Task statement = Leave out the images and repeat the listing below without a single change.

[Dataset excerpts]
***

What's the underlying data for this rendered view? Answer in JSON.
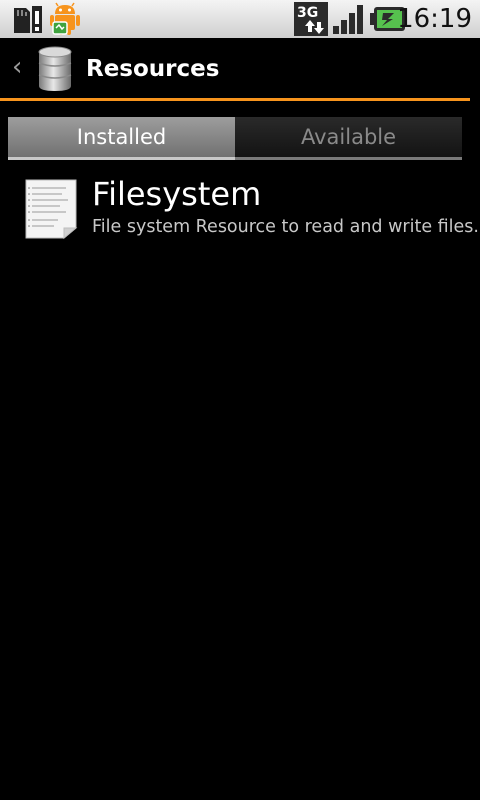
{
  "status_bar": {
    "network_label": "3G",
    "clock": "16:19",
    "icons": [
      "sd-card-icon",
      "android-debug-icon",
      "network-3g-icon",
      "signal-icon",
      "battery-charging-icon"
    ]
  },
  "header": {
    "back_icon": "chevron-left-icon",
    "app_icon": "database-icon",
    "title": "Resources",
    "accent_color": "#f7941d"
  },
  "tabs": [
    {
      "label": "Installed",
      "selected": true
    },
    {
      "label": "Available",
      "selected": false
    }
  ],
  "list": [
    {
      "icon": "document-icon",
      "title": "Filesystem",
      "description": "File system Resource to read and write files."
    }
  ]
}
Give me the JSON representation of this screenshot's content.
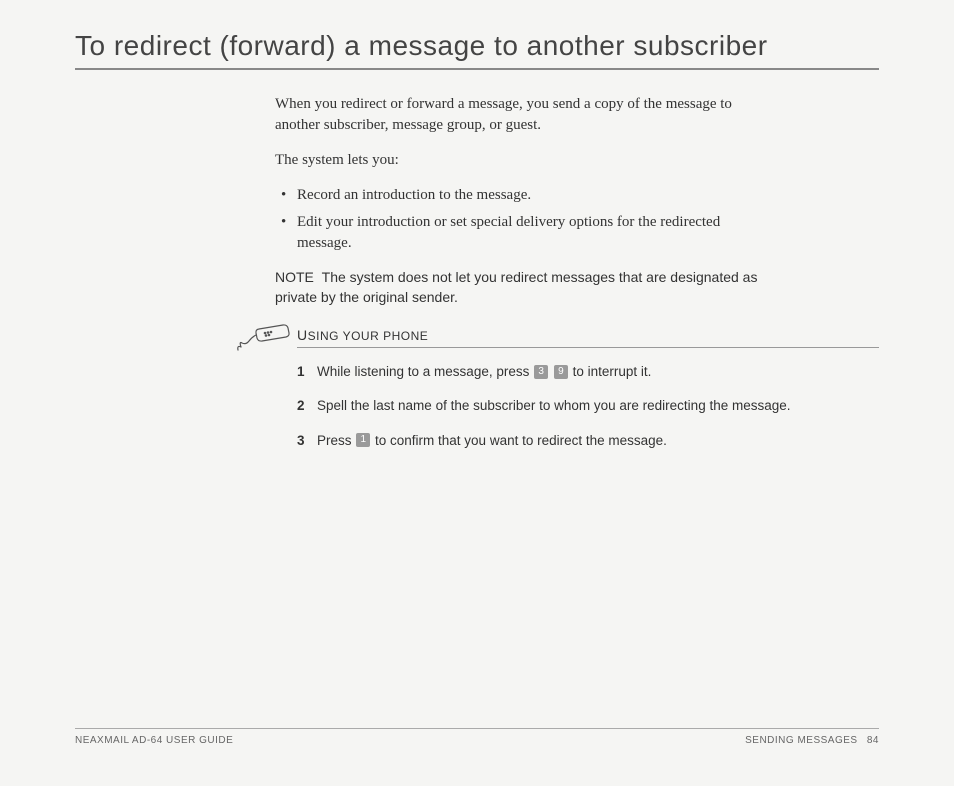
{
  "title": "To redirect (forward) a message to another subscriber",
  "intro": "When you redirect or forward a message, you send a copy of the message to another subscriber, message group, or guest.",
  "lead": "The system lets you:",
  "bullets": [
    "Record an introduction to the message.",
    "Edit your introduction or set special delivery options for the redirected message."
  ],
  "note_label": "NOTE",
  "note_text": "The system does not let you redirect messages that are designated as private by the original sender.",
  "section_heading_cap": "U",
  "section_heading_rest": "SING YOUR PHONE",
  "steps": {
    "s1a": "While listening to a message, press ",
    "s1_key1": "3",
    "s1_key2": "9",
    "s1b": " to interrupt it.",
    "s2": "Spell the last name of the subscriber to whom you are redirecting the message.",
    "s3a": "Press ",
    "s3_key1": "1",
    "s3b": " to confirm that you want to redirect the message."
  },
  "footer": {
    "left": "NEAXMAIL AD-64 USER GUIDE",
    "right_label": "SENDING MESSAGES",
    "page": "84"
  }
}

***

Answer in full =
What's the underlying data for this rendered view? Answer in JSON.
{
  "status_bar": {
    "network_label": "3G",
    "clock": "16:19",
    "icons": [
      "sd-card-icon",
      "android-debug-icon",
      "network-3g-icon",
      "signal-icon",
      "battery-charging-icon"
    ]
  },
  "header": {
    "back_icon": "chevron-left-icon",
    "app_icon": "database-icon",
    "title": "Resources",
    "accent_color": "#f7941d"
  },
  "tabs": [
    {
      "label": "Installed",
      "selected": true
    },
    {
      "label": "Available",
      "selected": false
    }
  ],
  "list": [
    {
      "icon": "document-icon",
      "title": "Filesystem",
      "description": "File system Resource to read and write files."
    }
  ]
}
Give me the JSON representation of this screenshot's content.
{
  "title": "To redirect (forward) a message to another subscriber",
  "intro": "When you redirect or forward a message, you send a copy of the message to another subscriber, message group, or guest.",
  "lead": "The system lets you:",
  "bullets": [
    "Record an introduction to the message.",
    "Edit your introduction or set special delivery options for the redirected message."
  ],
  "note_label": "NOTE",
  "note_text": "The system does not let you redirect messages that are designated as private by the original sender.",
  "section_heading_cap": "U",
  "section_heading_rest": "SING YOUR PHONE",
  "steps": {
    "s1a": "While listening to a message, press ",
    "s1_key1": "3",
    "s1_key2": "9",
    "s1b": " to interrupt it.",
    "s2": "Spell the last name of the subscriber to whom you are redirecting the message.",
    "s3a": "Press ",
    "s3_key1": "1",
    "s3b": " to confirm that you want to redirect the message."
  },
  "footer": {
    "left": "NEAXMAIL AD-64 USER GUIDE",
    "right_label": "SENDING MESSAGES",
    "page": "84"
  }
}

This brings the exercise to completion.